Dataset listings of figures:

[START]

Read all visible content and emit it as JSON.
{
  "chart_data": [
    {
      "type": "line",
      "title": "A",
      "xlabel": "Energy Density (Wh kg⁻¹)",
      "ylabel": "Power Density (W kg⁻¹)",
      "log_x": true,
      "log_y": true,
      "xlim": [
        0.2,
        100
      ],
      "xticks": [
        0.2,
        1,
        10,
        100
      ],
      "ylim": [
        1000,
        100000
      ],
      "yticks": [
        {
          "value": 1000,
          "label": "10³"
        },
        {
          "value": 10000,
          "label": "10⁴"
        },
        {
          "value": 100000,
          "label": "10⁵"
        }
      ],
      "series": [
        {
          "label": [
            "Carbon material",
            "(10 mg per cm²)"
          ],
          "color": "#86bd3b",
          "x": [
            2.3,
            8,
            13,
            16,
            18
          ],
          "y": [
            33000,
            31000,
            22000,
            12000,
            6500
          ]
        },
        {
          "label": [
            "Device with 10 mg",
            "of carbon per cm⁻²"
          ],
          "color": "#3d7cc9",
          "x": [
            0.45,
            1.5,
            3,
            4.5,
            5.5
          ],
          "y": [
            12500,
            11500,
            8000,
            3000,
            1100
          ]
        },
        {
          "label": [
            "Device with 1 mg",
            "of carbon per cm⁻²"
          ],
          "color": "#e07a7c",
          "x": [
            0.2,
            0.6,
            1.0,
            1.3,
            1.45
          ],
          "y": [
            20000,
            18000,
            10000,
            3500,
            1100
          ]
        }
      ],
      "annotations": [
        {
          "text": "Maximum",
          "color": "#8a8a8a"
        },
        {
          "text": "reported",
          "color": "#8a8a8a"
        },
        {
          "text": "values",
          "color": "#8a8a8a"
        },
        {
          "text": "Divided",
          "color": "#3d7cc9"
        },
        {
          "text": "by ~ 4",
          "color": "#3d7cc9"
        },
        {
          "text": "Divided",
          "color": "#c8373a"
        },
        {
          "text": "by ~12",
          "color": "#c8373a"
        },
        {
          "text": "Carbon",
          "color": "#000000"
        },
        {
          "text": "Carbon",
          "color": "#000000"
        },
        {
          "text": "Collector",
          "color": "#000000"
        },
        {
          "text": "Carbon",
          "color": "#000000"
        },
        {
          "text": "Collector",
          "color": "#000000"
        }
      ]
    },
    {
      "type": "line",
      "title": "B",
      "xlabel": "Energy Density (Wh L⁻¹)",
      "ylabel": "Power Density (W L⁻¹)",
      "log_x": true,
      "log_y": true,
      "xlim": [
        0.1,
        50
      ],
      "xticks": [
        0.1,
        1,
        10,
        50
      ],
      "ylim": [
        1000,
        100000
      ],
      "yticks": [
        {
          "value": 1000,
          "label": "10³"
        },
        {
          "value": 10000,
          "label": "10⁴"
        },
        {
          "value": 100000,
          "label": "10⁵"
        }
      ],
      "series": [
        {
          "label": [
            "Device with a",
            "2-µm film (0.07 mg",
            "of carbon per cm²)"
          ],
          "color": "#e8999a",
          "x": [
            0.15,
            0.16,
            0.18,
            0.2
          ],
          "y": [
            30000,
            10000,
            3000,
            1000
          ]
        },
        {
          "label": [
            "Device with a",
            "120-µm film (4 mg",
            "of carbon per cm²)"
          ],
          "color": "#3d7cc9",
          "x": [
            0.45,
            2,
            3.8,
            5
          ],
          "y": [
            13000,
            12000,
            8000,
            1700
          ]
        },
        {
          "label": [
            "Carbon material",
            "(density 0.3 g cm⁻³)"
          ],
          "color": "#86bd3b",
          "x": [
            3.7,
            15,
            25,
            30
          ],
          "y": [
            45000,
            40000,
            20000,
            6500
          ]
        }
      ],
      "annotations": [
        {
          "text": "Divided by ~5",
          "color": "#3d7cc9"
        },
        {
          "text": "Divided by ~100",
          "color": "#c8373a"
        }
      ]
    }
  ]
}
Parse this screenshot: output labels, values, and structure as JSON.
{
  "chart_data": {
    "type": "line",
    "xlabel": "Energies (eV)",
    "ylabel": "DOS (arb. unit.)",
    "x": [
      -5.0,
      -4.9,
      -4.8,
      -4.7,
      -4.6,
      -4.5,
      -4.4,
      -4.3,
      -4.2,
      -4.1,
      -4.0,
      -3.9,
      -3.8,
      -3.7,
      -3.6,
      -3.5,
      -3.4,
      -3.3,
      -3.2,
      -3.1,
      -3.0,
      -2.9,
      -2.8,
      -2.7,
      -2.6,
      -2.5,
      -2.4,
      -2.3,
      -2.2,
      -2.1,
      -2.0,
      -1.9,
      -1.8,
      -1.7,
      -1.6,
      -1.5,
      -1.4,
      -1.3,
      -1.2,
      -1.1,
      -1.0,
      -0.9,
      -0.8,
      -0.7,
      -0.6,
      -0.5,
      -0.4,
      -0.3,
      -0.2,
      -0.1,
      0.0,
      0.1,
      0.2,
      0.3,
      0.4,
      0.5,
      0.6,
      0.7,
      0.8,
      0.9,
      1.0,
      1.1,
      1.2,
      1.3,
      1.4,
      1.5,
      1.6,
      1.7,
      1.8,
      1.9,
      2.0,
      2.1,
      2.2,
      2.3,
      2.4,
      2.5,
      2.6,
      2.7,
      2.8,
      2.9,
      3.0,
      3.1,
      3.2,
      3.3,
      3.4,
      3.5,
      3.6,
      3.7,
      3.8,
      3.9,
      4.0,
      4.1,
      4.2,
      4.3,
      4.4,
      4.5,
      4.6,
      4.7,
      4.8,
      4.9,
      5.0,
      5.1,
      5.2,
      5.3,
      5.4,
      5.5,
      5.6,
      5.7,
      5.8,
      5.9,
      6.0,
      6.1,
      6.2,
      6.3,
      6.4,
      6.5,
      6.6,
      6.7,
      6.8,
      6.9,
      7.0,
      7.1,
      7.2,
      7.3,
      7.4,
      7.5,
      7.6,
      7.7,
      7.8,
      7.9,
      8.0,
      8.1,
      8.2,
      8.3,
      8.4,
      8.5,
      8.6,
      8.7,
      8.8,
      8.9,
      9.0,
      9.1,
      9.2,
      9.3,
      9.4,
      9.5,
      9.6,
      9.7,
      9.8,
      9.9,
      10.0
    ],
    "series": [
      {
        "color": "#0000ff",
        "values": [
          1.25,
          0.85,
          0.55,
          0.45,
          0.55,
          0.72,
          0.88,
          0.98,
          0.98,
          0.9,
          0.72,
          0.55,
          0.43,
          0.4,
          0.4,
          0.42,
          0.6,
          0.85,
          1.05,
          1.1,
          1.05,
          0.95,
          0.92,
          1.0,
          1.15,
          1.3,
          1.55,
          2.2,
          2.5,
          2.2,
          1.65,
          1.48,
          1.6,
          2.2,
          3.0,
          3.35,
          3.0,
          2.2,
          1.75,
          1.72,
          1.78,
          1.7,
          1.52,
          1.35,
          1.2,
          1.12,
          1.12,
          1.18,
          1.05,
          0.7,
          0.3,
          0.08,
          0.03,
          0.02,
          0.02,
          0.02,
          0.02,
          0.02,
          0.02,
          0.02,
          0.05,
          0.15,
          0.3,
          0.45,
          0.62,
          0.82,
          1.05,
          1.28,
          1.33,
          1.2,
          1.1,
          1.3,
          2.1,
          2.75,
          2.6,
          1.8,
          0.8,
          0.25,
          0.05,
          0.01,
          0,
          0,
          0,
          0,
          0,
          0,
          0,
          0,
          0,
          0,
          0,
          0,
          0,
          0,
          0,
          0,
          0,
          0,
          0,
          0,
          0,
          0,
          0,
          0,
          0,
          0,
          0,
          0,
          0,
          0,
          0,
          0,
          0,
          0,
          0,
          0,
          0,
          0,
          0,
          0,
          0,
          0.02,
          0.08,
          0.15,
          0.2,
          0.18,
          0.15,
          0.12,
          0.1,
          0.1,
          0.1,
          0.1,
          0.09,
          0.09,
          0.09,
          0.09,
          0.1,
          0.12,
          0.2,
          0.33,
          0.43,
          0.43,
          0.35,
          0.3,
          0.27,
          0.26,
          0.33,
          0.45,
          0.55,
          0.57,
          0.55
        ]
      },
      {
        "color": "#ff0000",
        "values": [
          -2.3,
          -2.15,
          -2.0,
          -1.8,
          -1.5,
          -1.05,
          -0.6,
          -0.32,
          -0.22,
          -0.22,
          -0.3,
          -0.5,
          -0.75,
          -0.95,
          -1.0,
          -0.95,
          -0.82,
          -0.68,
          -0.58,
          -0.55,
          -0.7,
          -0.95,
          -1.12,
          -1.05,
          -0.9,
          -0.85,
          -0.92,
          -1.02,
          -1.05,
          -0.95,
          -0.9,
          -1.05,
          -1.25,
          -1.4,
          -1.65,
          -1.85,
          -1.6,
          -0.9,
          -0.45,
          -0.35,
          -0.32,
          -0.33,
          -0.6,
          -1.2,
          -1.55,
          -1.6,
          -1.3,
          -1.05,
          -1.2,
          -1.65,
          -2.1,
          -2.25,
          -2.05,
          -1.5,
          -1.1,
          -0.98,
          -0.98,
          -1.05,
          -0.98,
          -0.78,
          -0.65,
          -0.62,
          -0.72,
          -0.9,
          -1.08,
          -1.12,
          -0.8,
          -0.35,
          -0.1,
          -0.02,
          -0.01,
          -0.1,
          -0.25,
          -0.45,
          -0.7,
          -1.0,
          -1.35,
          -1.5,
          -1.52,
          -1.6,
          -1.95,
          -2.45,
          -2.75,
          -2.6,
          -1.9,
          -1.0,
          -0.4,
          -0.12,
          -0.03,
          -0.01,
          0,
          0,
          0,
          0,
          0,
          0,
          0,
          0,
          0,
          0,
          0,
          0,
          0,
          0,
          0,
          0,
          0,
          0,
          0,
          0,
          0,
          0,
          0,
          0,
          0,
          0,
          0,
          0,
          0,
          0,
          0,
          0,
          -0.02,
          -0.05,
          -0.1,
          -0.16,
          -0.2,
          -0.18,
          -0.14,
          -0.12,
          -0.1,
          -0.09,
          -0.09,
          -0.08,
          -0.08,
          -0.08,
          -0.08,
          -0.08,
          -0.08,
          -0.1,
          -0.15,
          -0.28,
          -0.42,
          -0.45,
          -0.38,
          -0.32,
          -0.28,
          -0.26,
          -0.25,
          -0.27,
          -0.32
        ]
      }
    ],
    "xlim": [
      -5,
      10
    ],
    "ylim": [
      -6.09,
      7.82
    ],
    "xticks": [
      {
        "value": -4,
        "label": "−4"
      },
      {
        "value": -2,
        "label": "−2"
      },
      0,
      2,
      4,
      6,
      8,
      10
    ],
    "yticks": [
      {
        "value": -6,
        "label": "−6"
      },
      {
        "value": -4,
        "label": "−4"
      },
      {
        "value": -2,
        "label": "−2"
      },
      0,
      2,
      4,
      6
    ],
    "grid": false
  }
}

[END]

# DIRECTIVE
Out of the records, collect only those lines that contain the string "xlabel".

# PROBLEM SOLUTION
      "xlabel": "Energy Density (Wh kg⁻¹)",
      "xlabel": "Energy Density (Wh L⁻¹)",
    "xlabel": "Energies (eV)",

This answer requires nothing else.